*Available data*.
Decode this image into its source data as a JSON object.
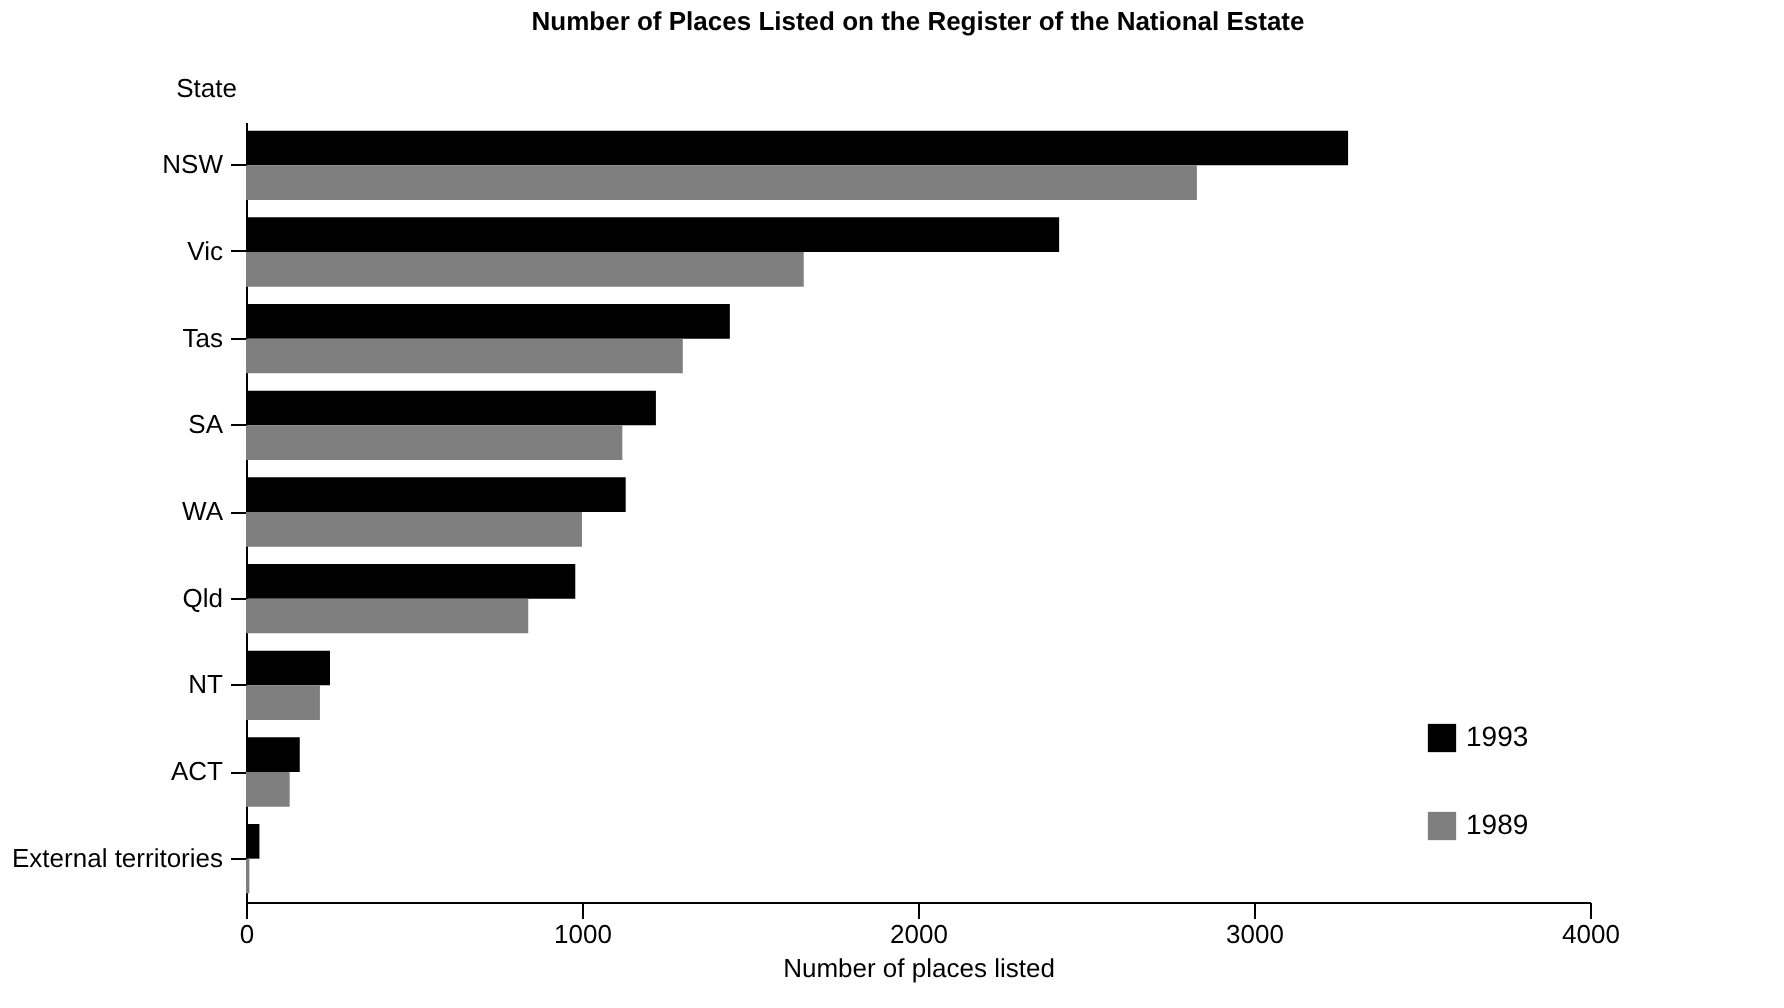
{
  "chart_data": {
    "type": "bar",
    "orientation": "horizontal",
    "title": "Number of Places Listed on the Register of the National Estate",
    "xlabel": "Number of places listed",
    "ylabel": "State",
    "categories": [
      "NSW",
      "Vic",
      "Tas",
      "SA",
      "WA",
      "Qld",
      "NT",
      "ACT",
      "External territories"
    ],
    "series": [
      {
        "name": "1993",
        "color": "#000000",
        "values": [
          3280,
          2420,
          1440,
          1220,
          1130,
          980,
          250,
          160,
          40
        ]
      },
      {
        "name": "1989",
        "color": "#7f7f7f",
        "values": [
          2830,
          1660,
          1300,
          1120,
          1000,
          840,
          220,
          130,
          10
        ]
      }
    ],
    "xlim": [
      0,
      4000
    ],
    "xticks": [
      0,
      1000,
      2000,
      3000,
      4000
    ],
    "grid": false,
    "legend": "bottom right"
  }
}
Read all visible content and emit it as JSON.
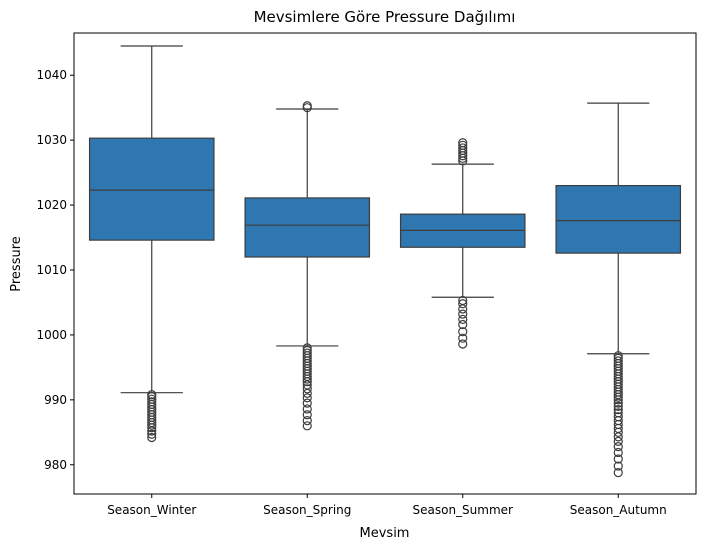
{
  "chart_data": {
    "type": "box",
    "title": "Mevsimlere Göre Pressure Dağılımı",
    "xlabel": "Mevsim",
    "ylabel": "Pressure",
    "ylim": [
      975.5,
      1046.5
    ],
    "yticks": [
      980,
      990,
      1000,
      1010,
      1020,
      1030,
      1040
    ],
    "grid": false,
    "colors": {
      "box": "#2f77b0",
      "line": "#3d3d3d"
    },
    "categories": [
      "Season_Winter",
      "Season_Spring",
      "Season_Summer",
      "Season_Autumn"
    ],
    "boxes": [
      {
        "category": "Season_Winter",
        "whisker_low": 991.1,
        "q1": 1014.6,
        "median": 1022.3,
        "q3": 1030.3,
        "whisker_high": 1044.5,
        "outliers": [
          990.8,
          990.5,
          990.1,
          989.7,
          989.3,
          988.9,
          988.5,
          988.1,
          987.7,
          987.3,
          986.9,
          986.5,
          986.1,
          985.7,
          985.2,
          984.7,
          984.2
        ]
      },
      {
        "category": "Season_Spring",
        "whisker_low": 998.3,
        "q1": 1012.0,
        "median": 1016.9,
        "q3": 1021.1,
        "whisker_high": 1034.8,
        "outliers": [
          998.0,
          997.6,
          997.2,
          996.8,
          996.4,
          996.0,
          995.6,
          995.2,
          994.8,
          994.4,
          994.0,
          993.6,
          993.2,
          992.8,
          992.3,
          991.7,
          991.0,
          990.3,
          989.5,
          988.6,
          987.7,
          986.8,
          986.0,
          1035.0,
          1035.3
        ]
      },
      {
        "category": "Season_Summer",
        "whisker_low": 1005.8,
        "q1": 1013.5,
        "median": 1016.1,
        "q3": 1018.6,
        "whisker_high": 1026.3,
        "outliers": [
          1005.3,
          1004.8,
          1004.0,
          1003.2,
          1002.4,
          1001.6,
          1000.5,
          999.5,
          998.6,
          1026.8,
          1027.2,
          1027.6,
          1028.0,
          1028.4,
          1028.8,
          1029.2,
          1029.6
        ]
      },
      {
        "category": "Season_Autumn",
        "whisker_low": 997.1,
        "q1": 1012.6,
        "median": 1017.6,
        "q3": 1023.0,
        "whisker_high": 1035.7,
        "outliers": [
          996.8,
          996.4,
          996.0,
          995.6,
          995.2,
          994.8,
          994.4,
          994.0,
          993.6,
          993.2,
          992.8,
          992.4,
          992.0,
          991.6,
          991.2,
          990.8,
          990.4,
          990.0,
          989.5,
          989.0,
          988.5,
          988.0,
          987.4,
          986.8,
          986.2,
          985.6,
          985.0,
          984.3,
          983.6,
          982.8,
          981.9,
          980.9,
          979.8,
          978.8
        ]
      }
    ]
  }
}
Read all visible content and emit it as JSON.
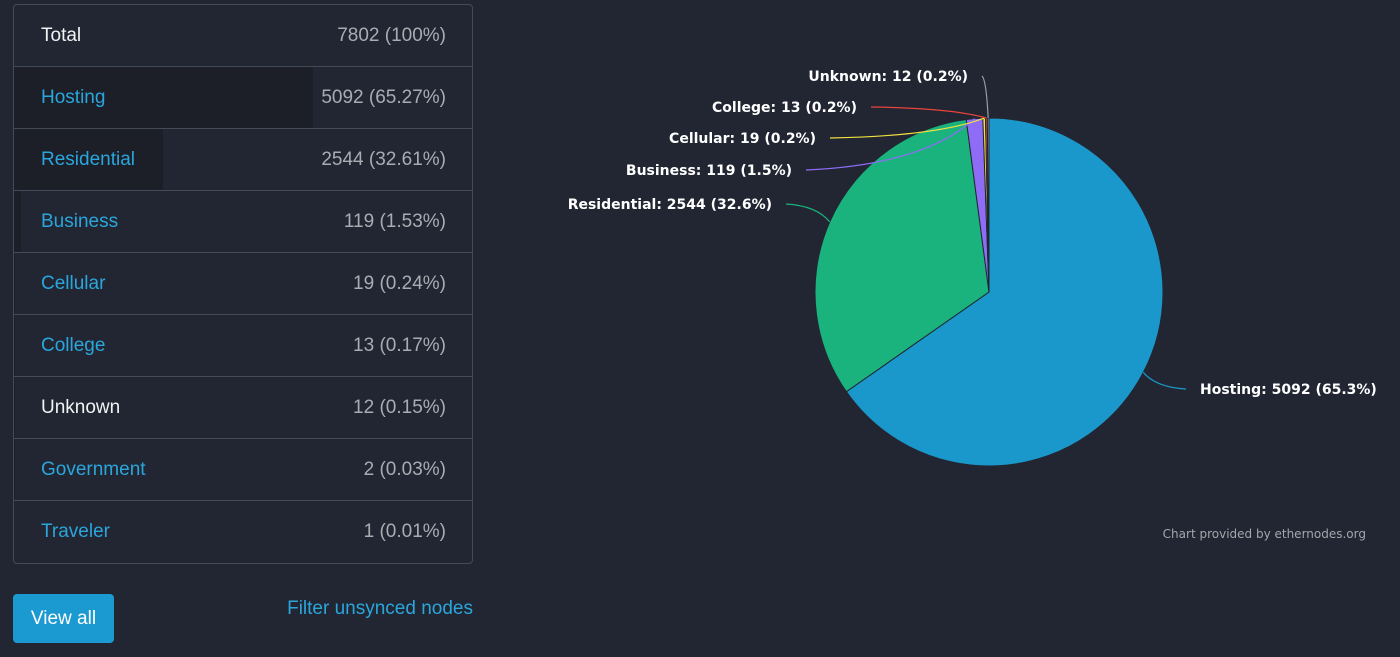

*What you are asked to do*. Of the lines in this listing, report how many contain the string "Pressure", and give the number only.

*Exercise response*. 2